-------- ENTRIES SUPPLIED

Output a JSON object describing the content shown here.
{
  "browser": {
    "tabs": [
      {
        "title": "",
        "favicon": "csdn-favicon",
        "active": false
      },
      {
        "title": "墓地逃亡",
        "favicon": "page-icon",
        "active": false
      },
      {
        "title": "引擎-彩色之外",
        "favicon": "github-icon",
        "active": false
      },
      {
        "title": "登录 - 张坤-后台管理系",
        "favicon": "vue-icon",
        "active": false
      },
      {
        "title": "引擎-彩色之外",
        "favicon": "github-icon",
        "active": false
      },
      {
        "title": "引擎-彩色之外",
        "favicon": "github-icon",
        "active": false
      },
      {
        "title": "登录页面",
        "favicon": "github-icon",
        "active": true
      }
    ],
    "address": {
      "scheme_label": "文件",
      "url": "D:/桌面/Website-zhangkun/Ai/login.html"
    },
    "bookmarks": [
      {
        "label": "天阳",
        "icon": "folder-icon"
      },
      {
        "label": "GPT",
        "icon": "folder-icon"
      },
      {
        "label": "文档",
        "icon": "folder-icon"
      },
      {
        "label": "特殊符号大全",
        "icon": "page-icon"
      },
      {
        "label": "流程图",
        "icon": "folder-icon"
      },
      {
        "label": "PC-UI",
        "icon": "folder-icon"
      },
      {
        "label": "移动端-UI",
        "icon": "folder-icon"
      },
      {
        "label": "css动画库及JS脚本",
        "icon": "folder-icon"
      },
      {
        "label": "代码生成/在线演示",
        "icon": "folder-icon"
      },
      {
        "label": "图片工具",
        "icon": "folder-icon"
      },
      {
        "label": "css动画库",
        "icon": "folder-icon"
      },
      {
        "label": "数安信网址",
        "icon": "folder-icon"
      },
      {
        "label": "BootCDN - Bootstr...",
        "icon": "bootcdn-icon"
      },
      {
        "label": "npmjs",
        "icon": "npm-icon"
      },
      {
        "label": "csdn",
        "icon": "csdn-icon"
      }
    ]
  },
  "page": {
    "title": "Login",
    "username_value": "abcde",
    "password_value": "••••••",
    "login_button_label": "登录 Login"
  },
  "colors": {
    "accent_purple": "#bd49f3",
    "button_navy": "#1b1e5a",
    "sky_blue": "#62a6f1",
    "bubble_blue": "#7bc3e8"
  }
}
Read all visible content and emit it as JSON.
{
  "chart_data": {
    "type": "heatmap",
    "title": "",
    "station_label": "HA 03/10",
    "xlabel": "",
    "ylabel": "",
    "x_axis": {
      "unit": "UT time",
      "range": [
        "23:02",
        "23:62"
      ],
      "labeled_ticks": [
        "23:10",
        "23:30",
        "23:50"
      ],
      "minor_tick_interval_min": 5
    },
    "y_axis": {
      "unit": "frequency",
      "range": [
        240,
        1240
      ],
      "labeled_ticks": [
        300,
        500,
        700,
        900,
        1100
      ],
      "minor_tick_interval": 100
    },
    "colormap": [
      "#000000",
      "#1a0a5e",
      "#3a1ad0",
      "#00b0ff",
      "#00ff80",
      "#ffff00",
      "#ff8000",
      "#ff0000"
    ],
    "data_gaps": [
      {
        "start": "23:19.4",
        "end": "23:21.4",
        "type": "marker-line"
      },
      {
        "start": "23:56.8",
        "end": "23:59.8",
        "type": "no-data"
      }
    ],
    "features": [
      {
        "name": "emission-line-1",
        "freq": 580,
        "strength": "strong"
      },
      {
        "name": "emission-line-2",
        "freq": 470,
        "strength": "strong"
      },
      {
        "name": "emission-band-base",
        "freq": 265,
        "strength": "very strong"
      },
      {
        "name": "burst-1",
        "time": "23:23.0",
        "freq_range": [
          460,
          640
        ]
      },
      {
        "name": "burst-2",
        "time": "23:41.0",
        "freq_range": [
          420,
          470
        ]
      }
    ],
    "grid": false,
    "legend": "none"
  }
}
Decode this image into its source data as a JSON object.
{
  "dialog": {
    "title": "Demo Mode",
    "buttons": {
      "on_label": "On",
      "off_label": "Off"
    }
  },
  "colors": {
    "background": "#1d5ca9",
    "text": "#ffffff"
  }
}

----------------

- _GOAL OF THE EXERCISE_
Go through the records and print each one exactly.

- _SOLUTION FOR THIS PROBLEM_
Output a JSON object describing the content shown here.
{
  "browser": {
    "tabs": [
      {
        "title": "",
        "favicon": "csdn-favicon",
        "active": false
      },
      {
        "title": "墓地逃亡",
        "favicon": "page-icon",
        "active": false
      },
      {
        "title": "引擎-彩色之外",
        "favicon": "github-icon",
        "active": false
      },
      {
        "title": "登录 - 张坤-后台管理系",
        "favicon": "vue-icon",
        "active": false
      },
      {
        "title": "引擎-彩色之外",
        "favicon": "github-icon",
        "active": false
      },
      {
        "title": "引擎-彩色之外",
        "favicon": "github-icon",
        "active": false
      },
      {
        "title": "登录页面",
        "favicon": "github-icon",
        "active": true
      }
    ],
    "address": {
      "scheme_label": "文件",
      "url": "D:/桌面/Website-zhangkun/Ai/login.html"
    },
    "bookmarks": [
      {
        "label": "天阳",
        "icon": "folder-icon"
      },
      {
        "label": "GPT",
        "icon": "folder-icon"
      },
      {
        "label": "文档",
        "icon": "folder-icon"
      },
      {
        "label": "特殊符号大全",
        "icon": "page-icon"
      },
      {
        "label": "流程图",
        "icon": "folder-icon"
      },
      {
        "label": "PC-UI",
        "icon": "folder-icon"
      },
      {
        "label": "移动端-UI",
        "icon": "folder-icon"
      },
      {
        "label": "css动画库及JS脚本",
        "icon": "folder-icon"
      },
      {
        "label": "代码生成/在线演示",
        "icon": "folder-icon"
      },
      {
        "label": "图片工具",
        "icon": "folder-icon"
      },
      {
        "label": "css动画库",
        "icon": "folder-icon"
      },
      {
        "label": "数安信网址",
        "icon": "folder-icon"
      },
      {
        "label": "BootCDN - Bootstr...",
        "icon": "bootcdn-icon"
      },
      {
        "label": "npmjs",
        "icon": "npm-icon"
      },
      {
        "label": "csdn",
        "icon": "csdn-icon"
      }
    ]
  },
  "page": {
    "title": "Login",
    "username_value": "abcde",
    "password_value": "••••••",
    "login_button_label": "登录 Login"
  },
  "colors": {
    "accent_purple": "#bd49f3",
    "button_navy": "#1b1e5a",
    "sky_blue": "#62a6f1",
    "bubble_blue": "#7bc3e8"
  }
}
Read all visible content and emit it as JSON.
{
  "chart_data": {
    "type": "heatmap",
    "title": "",
    "station_label": "HA 03/10",
    "xlabel": "",
    "ylabel": "",
    "x_axis": {
      "unit": "UT time",
      "range": [
        "23:02",
        "23:62"
      ],
      "labeled_ticks": [
        "23:10",
        "23:30",
        "23:50"
      ],
      "minor_tick_interval_min": 5
    },
    "y_axis": {
      "unit": "frequency",
      "range": [
        240,
        1240
      ],
      "labeled_ticks": [
        300,
        500,
        700,
        900,
        1100
      ],
      "minor_tick_interval": 100
    },
    "colormap": [
      "#000000",
      "#1a0a5e",
      "#3a1ad0",
      "#00b0ff",
      "#00ff80",
      "#ffff00",
      "#ff8000",
      "#ff0000"
    ],
    "data_gaps": [
      {
        "start": "23:19.4",
        "end": "23:21.4",
        "type": "marker-line"
      },
      {
        "start": "23:56.8",
        "end": "23:59.8",
        "type": "no-data"
      }
    ],
    "features": [
      {
        "name": "emission-line-1",
        "freq": 580,
        "strength": "strong"
      },
      {
        "name": "emission-line-2",
        "freq": 470,
        "strength": "strong"
      },
      {
        "name": "emission-band-base",
        "freq": 265,
        "strength": "very strong"
      },
      {
        "name": "burst-1",
        "time": "23:23.0",
        "freq_range": [
          460,
          640
        ]
      },
      {
        "name": "burst-2",
        "time": "23:41.0",
        "freq_range": [
          420,
          470
        ]
      }
    ],
    "grid": false,
    "legend": "none"
  }
}
Decode this image into its source data as a JSON object.
{
  "dialog": {
    "title": "Demo Mode",
    "buttons": {
      "on_label": "On",
      "off_label": "Off"
    }
  },
  "colors": {
    "background": "#1d5ca9",
    "text": "#ffffff"
  }
}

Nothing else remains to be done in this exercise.